Data records:
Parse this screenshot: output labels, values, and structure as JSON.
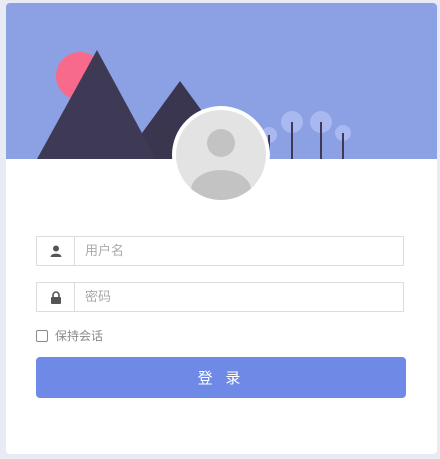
{
  "login": {
    "username_placeholder": "用户名",
    "password_placeholder": "密码",
    "remember_label": "保持会话",
    "submit_label": "登 录"
  },
  "icons": {
    "username": "user-icon",
    "password": "lock-icon",
    "avatar": "default-avatar-icon"
  },
  "colors": {
    "banner_bg": "#8ca0e4",
    "sun": "#f86a8b",
    "mountain": "#3e3a55",
    "button": "#6e8ae6"
  }
}
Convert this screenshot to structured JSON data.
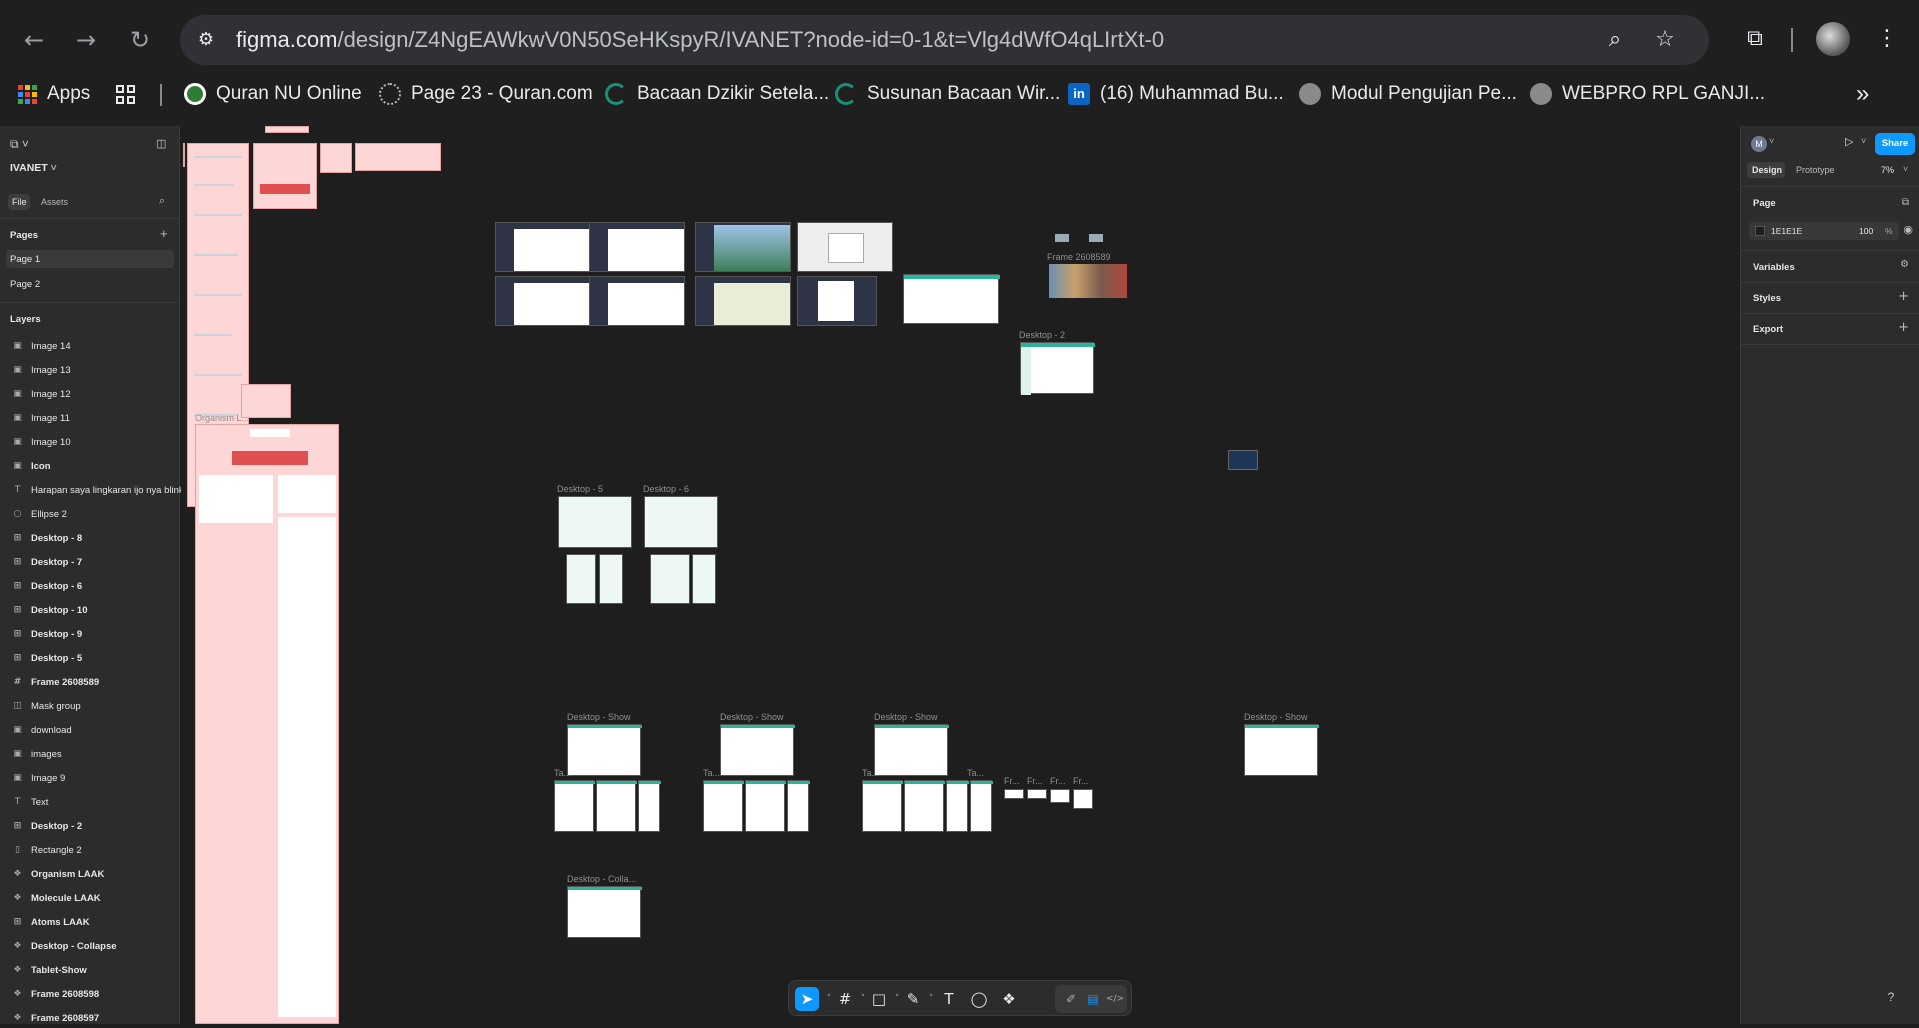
{
  "browser": {
    "url_host": "figma.com",
    "url_path": "/design/Z4NgEAWkwV0N50SeHKspyR/IVANET?node-id=0-1&t=Vlg4dWfO4qLIrtXt-0",
    "back_icon": "←",
    "forward_icon": "→",
    "reload_icon": "↻",
    "zoom_icon": "⌕",
    "star_icon": "☆",
    "extensions_icon": "⧉",
    "menu_icon": "⋮"
  },
  "bookmarks": [
    {
      "label": "Apps",
      "color": "#4285f4"
    },
    {
      "label": "Quran NU Online",
      "color": "#2e7d32"
    },
    {
      "label": "Page 23 - Quran.com",
      "color": "#6f6f6f"
    },
    {
      "label": "Bacaan Dzikir Setela...",
      "color": "#1a8f7a"
    },
    {
      "label": "Susunan Bacaan Wir...",
      "color": "#1a8f7a"
    },
    {
      "label": "(16) Muhammad Bu...",
      "color": "#0a66c2"
    },
    {
      "label": "Modul Pengujian Pe...",
      "color": "#8a8a8a"
    },
    {
      "label": "WEBPRO RPL GANJI...",
      "color": "#8a8a8a"
    }
  ],
  "bookmarks_more": "»",
  "left_panel": {
    "file_name": "IVANET",
    "tabs": {
      "file": "File",
      "assets": "Assets"
    },
    "pages_header": "Pages",
    "pages": [
      "Page 1",
      "Page 2"
    ],
    "layers_header": "Layers",
    "layers": [
      {
        "label": "Image 14",
        "icon": "▣",
        "bold": false
      },
      {
        "label": "Image 13",
        "icon": "▣",
        "bold": false
      },
      {
        "label": "Image 12",
        "icon": "▣",
        "bold": false
      },
      {
        "label": "Image 11",
        "icon": "▣",
        "bold": false
      },
      {
        "label": "Image 10",
        "icon": "▣",
        "bold": false
      },
      {
        "label": "Icon",
        "icon": "▣",
        "bold": true
      },
      {
        "label": "Harapan saya lingkaran ijo nya blink bl",
        "icon": "T",
        "bold": false
      },
      {
        "label": "Ellipse 2",
        "icon": "○",
        "bold": false
      },
      {
        "label": "Desktop - 8",
        "icon": "⊞",
        "bold": true
      },
      {
        "label": "Desktop - 7",
        "icon": "⊞",
        "bold": true
      },
      {
        "label": "Desktop - 6",
        "icon": "⊞",
        "bold": true
      },
      {
        "label": "Desktop - 10",
        "icon": "⊞",
        "bold": true
      },
      {
        "label": "Desktop - 9",
        "icon": "⊞",
        "bold": true
      },
      {
        "label": "Desktop - 5",
        "icon": "⊞",
        "bold": true
      },
      {
        "label": "Frame 2608589",
        "icon": "#",
        "bold": true
      },
      {
        "label": "Mask group",
        "icon": "◫",
        "bold": false
      },
      {
        "label": "download",
        "icon": "▣",
        "bold": false
      },
      {
        "label": "images",
        "icon": "▣",
        "bold": false
      },
      {
        "label": "Image 9",
        "icon": "▣",
        "bold": false
      },
      {
        "label": "Text",
        "icon": "T",
        "bold": false
      },
      {
        "label": "Desktop - 2",
        "icon": "⊞",
        "bold": true
      },
      {
        "label": "Rectangle 2",
        "icon": "▯",
        "bold": false
      },
      {
        "label": "Organism LAAK",
        "icon": "❖",
        "bold": true
      },
      {
        "label": "Molecule LAAK",
        "icon": "❖",
        "bold": true
      },
      {
        "label": "Atoms LAAK",
        "icon": "⊞",
        "bold": true
      },
      {
        "label": "Desktop - Collapse",
        "icon": "❖",
        "bold": true
      },
      {
        "label": "Tablet-Show",
        "icon": "❖",
        "bold": true
      },
      {
        "label": "Frame 2608598",
        "icon": "❖",
        "bold": true
      },
      {
        "label": "Frame 2608597",
        "icon": "❖",
        "bold": true
      }
    ]
  },
  "right_panel": {
    "avatar_letter": "M",
    "share_label": "Share",
    "tabs": {
      "design": "Design",
      "prototype": "Prototype"
    },
    "zoom": "7%",
    "page_section": "Page",
    "page_color_hex": "1E1E1E",
    "page_opacity": "100",
    "percent": "%",
    "variables": "Variables",
    "styles": "Styles",
    "export": "Export"
  },
  "canvas": {
    "labels": {
      "organism": "Organism L...",
      "frame_2608589": "Frame 2608589",
      "desktop_2": "Desktop - 2",
      "desktop_5": "Desktop - 5",
      "desktop_6": "Desktop - 6",
      "desktop_show": "Desktop - Show",
      "desktop_collapse": "Desktop - Colla...",
      "tablet": "Ta...",
      "fr": "Fr..."
    }
  },
  "toolbar": {
    "move": "➤",
    "frame": "#",
    "shape": "□",
    "pen": "✎",
    "text": "T",
    "comment": "◯",
    "components": "❖",
    "dev_draw": "✐",
    "dev_design": "▤",
    "dev_code": "</>"
  },
  "help_label": "?",
  "colors": {
    "accent": "#0d99ff",
    "canvas": "#1e1e1e",
    "panel": "#2c2c2c"
  }
}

- _Written request_
Repeat every record precisely. Any picture among them stays out of the copy.

- _Solution to the problem_
Parse this screenshot: output labels, values, and structure as JSON.
{
  "login": {
    "username_placeholder": "用户名",
    "password_placeholder": "密码",
    "remember_label": "保持会话",
    "submit_label": "登 录"
  },
  "icons": {
    "username": "user-icon",
    "password": "lock-icon",
    "avatar": "default-avatar-icon"
  },
  "colors": {
    "banner_bg": "#8ca0e4",
    "sun": "#f86a8b",
    "mountain": "#3e3a55",
    "button": "#6e8ae6"
  }
}
Convert this screenshot to structured JSON data.
{
  "browser": {
    "url_host": "figma.com",
    "url_path": "/design/Z4NgEAWkwV0N50SeHKspyR/IVANET?node-id=0-1&t=Vlg4dWfO4qLIrtXt-0",
    "back_icon": "←",
    "forward_icon": "→",
    "reload_icon": "↻",
    "zoom_icon": "⌕",
    "star_icon": "☆",
    "extensions_icon": "⧉",
    "menu_icon": "⋮"
  },
  "bookmarks": [
    {
      "label": "Apps",
      "color": "#4285f4"
    },
    {
      "label": "Quran NU Online",
      "color": "#2e7d32"
    },
    {
      "label": "Page 23 - Quran.com",
      "color": "#6f6f6f"
    },
    {
      "label": "Bacaan Dzikir Setela...",
      "color": "#1a8f7a"
    },
    {
      "label": "Susunan Bacaan Wir...",
      "color": "#1a8f7a"
    },
    {
      "label": "(16) Muhammad Bu...",
      "color": "#0a66c2"
    },
    {
      "label": "Modul Pengujian Pe...",
      "color": "#8a8a8a"
    },
    {
      "label": "WEBPRO RPL GANJI...",
      "color": "#8a8a8a"
    }
  ],
  "bookmarks_more": "»",
  "left_panel": {
    "file_name": "IVANET",
    "tabs": {
      "file": "File",
      "assets": "Assets"
    },
    "pages_header": "Pages",
    "pages": [
      "Page 1",
      "Page 2"
    ],
    "layers_header": "Layers",
    "layers": [
      {
        "label": "Image 14",
        "icon": "▣",
        "bold": false
      },
      {
        "label": "Image 13",
        "icon": "▣",
        "bold": false
      },
      {
        "label": "Image 12",
        "icon": "▣",
        "bold": false
      },
      {
        "label": "Image 11",
        "icon": "▣",
        "bold": false
      },
      {
        "label": "Image 10",
        "icon": "▣",
        "bold": false
      },
      {
        "label": "Icon",
        "icon": "▣",
        "bold": true
      },
      {
        "label": "Harapan saya lingkaran ijo nya blink bl",
        "icon": "T",
        "bold": false
      },
      {
        "label": "Ellipse 2",
        "icon": "○",
        "bold": false
      },
      {
        "label": "Desktop - 8",
        "icon": "⊞",
        "bold": true
      },
      {
        "label": "Desktop - 7",
        "icon": "⊞",
        "bold": true
      },
      {
        "label": "Desktop - 6",
        "icon": "⊞",
        "bold": true
      },
      {
        "label": "Desktop - 10",
        "icon": "⊞",
        "bold": true
      },
      {
        "label": "Desktop - 9",
        "icon": "⊞",
        "bold": true
      },
      {
        "label": "Desktop - 5",
        "icon": "⊞",
        "bold": true
      },
      {
        "label": "Frame 2608589",
        "icon": "#",
        "bold": true
      },
      {
        "label": "Mask group",
        "icon": "◫",
        "bold": false
      },
      {
        "label": "download",
        "icon": "▣",
        "bold": false
      },
      {
        "label": "images",
        "icon": "▣",
        "bold": false
      },
      {
        "label": "Image 9",
        "icon": "▣",
        "bold": false
      },
      {
        "label": "Text",
        "icon": "T",
        "bold": false
      },
      {
        "label": "Desktop - 2",
        "icon": "⊞",
        "bold": true
      },
      {
        "label": "Rectangle 2",
        "icon": "▯",
        "bold": false
      },
      {
        "label": "Organism LAAK",
        "icon": "❖",
        "bold": true
      },
      {
        "label": "Molecule LAAK",
        "icon": "❖",
        "bold": true
      },
      {
        "label": "Atoms LAAK",
        "icon": "⊞",
        "bold": true
      },
      {
        "label": "Desktop - Collapse",
        "icon": "❖",
        "bold": true
      },
      {
        "label": "Tablet-Show",
        "icon": "❖",
        "bold": true
      },
      {
        "label": "Frame 2608598",
        "icon": "❖",
        "bold": true
      },
      {
        "label": "Frame 2608597",
        "icon": "❖",
        "bold": true
      }
    ]
  },
  "right_panel": {
    "avatar_letter": "M",
    "share_label": "Share",
    "tabs": {
      "design": "Design",
      "prototype": "Prototype"
    },
    "zoom": "7%",
    "page_section": "Page",
    "page_color_hex": "1E1E1E",
    "page_opacity": "100",
    "percent": "%",
    "variables": "Variables",
    "styles": "Styles",
    "export": "Export"
  },
  "canvas": {
    "labels": {
      "organism": "Organism L...",
      "frame_2608589": "Frame 2608589",
      "desktop_2": "Desktop - 2",
      "desktop_5": "Desktop - 5",
      "desktop_6": "Desktop - 6",
      "desktop_show": "Desktop - Show",
      "desktop_collapse": "Desktop - Colla...",
      "tablet": "Ta...",
      "fr": "Fr..."
    }
  },
  "toolbar": {
    "move": "➤",
    "frame": "#",
    "shape": "□",
    "pen": "✎",
    "text": "T",
    "comment": "◯",
    "components": "❖",
    "dev_draw": "✐",
    "dev_design": "▤",
    "dev_code": "</>"
  },
  "help_label": "?",
  "colors": {
    "accent": "#0d99ff",
    "canvas": "#1e1e1e",
    "panel": "#2c2c2c"
  }
}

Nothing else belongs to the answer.